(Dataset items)
>>>

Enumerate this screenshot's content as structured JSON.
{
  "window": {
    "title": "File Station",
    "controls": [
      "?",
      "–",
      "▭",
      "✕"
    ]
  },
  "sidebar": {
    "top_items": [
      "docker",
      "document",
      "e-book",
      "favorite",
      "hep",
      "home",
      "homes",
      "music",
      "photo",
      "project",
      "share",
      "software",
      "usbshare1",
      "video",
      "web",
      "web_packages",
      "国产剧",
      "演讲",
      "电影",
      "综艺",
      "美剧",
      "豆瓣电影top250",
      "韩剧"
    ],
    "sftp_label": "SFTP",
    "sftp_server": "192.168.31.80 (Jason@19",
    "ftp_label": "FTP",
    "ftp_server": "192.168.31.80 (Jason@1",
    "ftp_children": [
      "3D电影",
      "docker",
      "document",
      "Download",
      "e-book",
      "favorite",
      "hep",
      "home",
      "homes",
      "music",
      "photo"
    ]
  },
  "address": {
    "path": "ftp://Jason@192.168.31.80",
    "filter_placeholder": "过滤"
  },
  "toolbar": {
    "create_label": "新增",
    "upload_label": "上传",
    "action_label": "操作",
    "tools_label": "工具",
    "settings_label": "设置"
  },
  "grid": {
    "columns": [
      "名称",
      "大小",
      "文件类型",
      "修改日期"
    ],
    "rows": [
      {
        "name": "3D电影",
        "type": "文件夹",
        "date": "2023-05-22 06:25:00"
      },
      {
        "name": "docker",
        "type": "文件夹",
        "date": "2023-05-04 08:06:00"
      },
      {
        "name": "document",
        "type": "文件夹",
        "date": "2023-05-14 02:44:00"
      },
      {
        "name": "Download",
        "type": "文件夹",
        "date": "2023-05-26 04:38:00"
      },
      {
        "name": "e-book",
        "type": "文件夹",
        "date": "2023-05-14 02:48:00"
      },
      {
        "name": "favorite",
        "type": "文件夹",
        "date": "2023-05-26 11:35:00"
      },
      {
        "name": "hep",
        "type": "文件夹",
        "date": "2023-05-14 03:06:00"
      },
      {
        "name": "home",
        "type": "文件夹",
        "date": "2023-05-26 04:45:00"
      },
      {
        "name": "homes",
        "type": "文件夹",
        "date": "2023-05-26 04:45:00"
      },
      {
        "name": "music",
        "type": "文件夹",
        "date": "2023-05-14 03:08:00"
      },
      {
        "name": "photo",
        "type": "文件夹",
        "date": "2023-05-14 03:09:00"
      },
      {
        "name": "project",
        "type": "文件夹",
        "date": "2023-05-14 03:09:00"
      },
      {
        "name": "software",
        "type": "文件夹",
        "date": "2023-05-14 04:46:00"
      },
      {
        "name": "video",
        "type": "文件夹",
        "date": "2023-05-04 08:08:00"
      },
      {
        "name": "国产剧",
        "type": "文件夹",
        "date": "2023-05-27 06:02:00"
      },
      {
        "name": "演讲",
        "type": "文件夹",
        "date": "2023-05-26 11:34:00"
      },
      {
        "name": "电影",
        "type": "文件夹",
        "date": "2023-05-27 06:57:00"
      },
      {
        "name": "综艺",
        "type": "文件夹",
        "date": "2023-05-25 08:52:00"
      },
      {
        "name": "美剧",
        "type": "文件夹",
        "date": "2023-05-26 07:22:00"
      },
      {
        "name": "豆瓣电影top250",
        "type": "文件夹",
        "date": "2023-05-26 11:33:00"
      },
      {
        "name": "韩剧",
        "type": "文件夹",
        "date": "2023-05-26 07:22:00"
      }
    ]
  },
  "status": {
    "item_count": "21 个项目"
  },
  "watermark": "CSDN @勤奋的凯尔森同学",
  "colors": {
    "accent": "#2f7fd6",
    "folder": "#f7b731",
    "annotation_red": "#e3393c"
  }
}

<<<

Repeat the records above in full, character for character.

Enumerate this screenshot's content as structured JSON.
{
  "window": {
    "title": "File Station",
    "controls": [
      "?",
      "–",
      "▭",
      "✕"
    ]
  },
  "sidebar": {
    "top_items": [
      "docker",
      "document",
      "e-book",
      "favorite",
      "hep",
      "home",
      "homes",
      "music",
      "photo",
      "project",
      "share",
      "software",
      "usbshare1",
      "video",
      "web",
      "web_packages",
      "国产剧",
      "演讲",
      "电影",
      "综艺",
      "美剧",
      "豆瓣电影top250",
      "韩剧"
    ],
    "sftp_label": "SFTP",
    "sftp_server": "192.168.31.80 (Jason@19",
    "ftp_label": "FTP",
    "ftp_server": "192.168.31.80 (Jason@1",
    "ftp_children": [
      "3D电影",
      "docker",
      "document",
      "Download",
      "e-book",
      "favorite",
      "hep",
      "home",
      "homes",
      "music",
      "photo"
    ]
  },
  "address": {
    "path": "ftp://Jason@192.168.31.80",
    "filter_placeholder": "过滤"
  },
  "toolbar": {
    "create_label": "新增",
    "upload_label": "上传",
    "action_label": "操作",
    "tools_label": "工具",
    "settings_label": "设置"
  },
  "grid": {
    "columns": [
      "名称",
      "大小",
      "文件类型",
      "修改日期"
    ],
    "rows": [
      {
        "name": "3D电影",
        "type": "文件夹",
        "date": "2023-05-22 06:25:00"
      },
      {
        "name": "docker",
        "type": "文件夹",
        "date": "2023-05-04 08:06:00"
      },
      {
        "name": "document",
        "type": "文件夹",
        "date": "2023-05-14 02:44:00"
      },
      {
        "name": "Download",
        "type": "文件夹",
        "date": "2023-05-26 04:38:00"
      },
      {
        "name": "e-book",
        "type": "文件夹",
        "date": "2023-05-14 02:48:00"
      },
      {
        "name": "favorite",
        "type": "文件夹",
        "date": "2023-05-26 11:35:00"
      },
      {
        "name": "hep",
        "type": "文件夹",
        "date": "2023-05-14 03:06:00"
      },
      {
        "name": "home",
        "type": "文件夹",
        "date": "2023-05-26 04:45:00"
      },
      {
        "name": "homes",
        "type": "文件夹",
        "date": "2023-05-26 04:45:00"
      },
      {
        "name": "music",
        "type": "文件夹",
        "date": "2023-05-14 03:08:00"
      },
      {
        "name": "photo",
        "type": "文件夹",
        "date": "2023-05-14 03:09:00"
      },
      {
        "name": "project",
        "type": "文件夹",
        "date": "2023-05-14 03:09:00"
      },
      {
        "name": "software",
        "type": "文件夹",
        "date": "2023-05-14 04:46:00"
      },
      {
        "name": "video",
        "type": "文件夹",
        "date": "2023-05-04 08:08:00"
      },
      {
        "name": "国产剧",
        "type": "文件夹",
        "date": "2023-05-27 06:02:00"
      },
      {
        "name": "演讲",
        "type": "文件夹",
        "date": "2023-05-26 11:34:00"
      },
      {
        "name": "电影",
        "type": "文件夹",
        "date": "2023-05-27 06:57:00"
      },
      {
        "name": "综艺",
        "type": "文件夹",
        "date": "2023-05-25 08:52:00"
      },
      {
        "name": "美剧",
        "type": "文件夹",
        "date": "2023-05-26 07:22:00"
      },
      {
        "name": "豆瓣电影top250",
        "type": "文件夹",
        "date": "2023-05-26 11:33:00"
      },
      {
        "name": "韩剧",
        "type": "文件夹",
        "date": "2023-05-26 07:22:00"
      }
    ]
  },
  "status": {
    "item_count": "21 个项目"
  },
  "watermark": "CSDN @勤奋的凯尔森同学",
  "colors": {
    "accent": "#2f7fd6",
    "folder": "#f7b731",
    "annotation_red": "#e3393c"
  }
}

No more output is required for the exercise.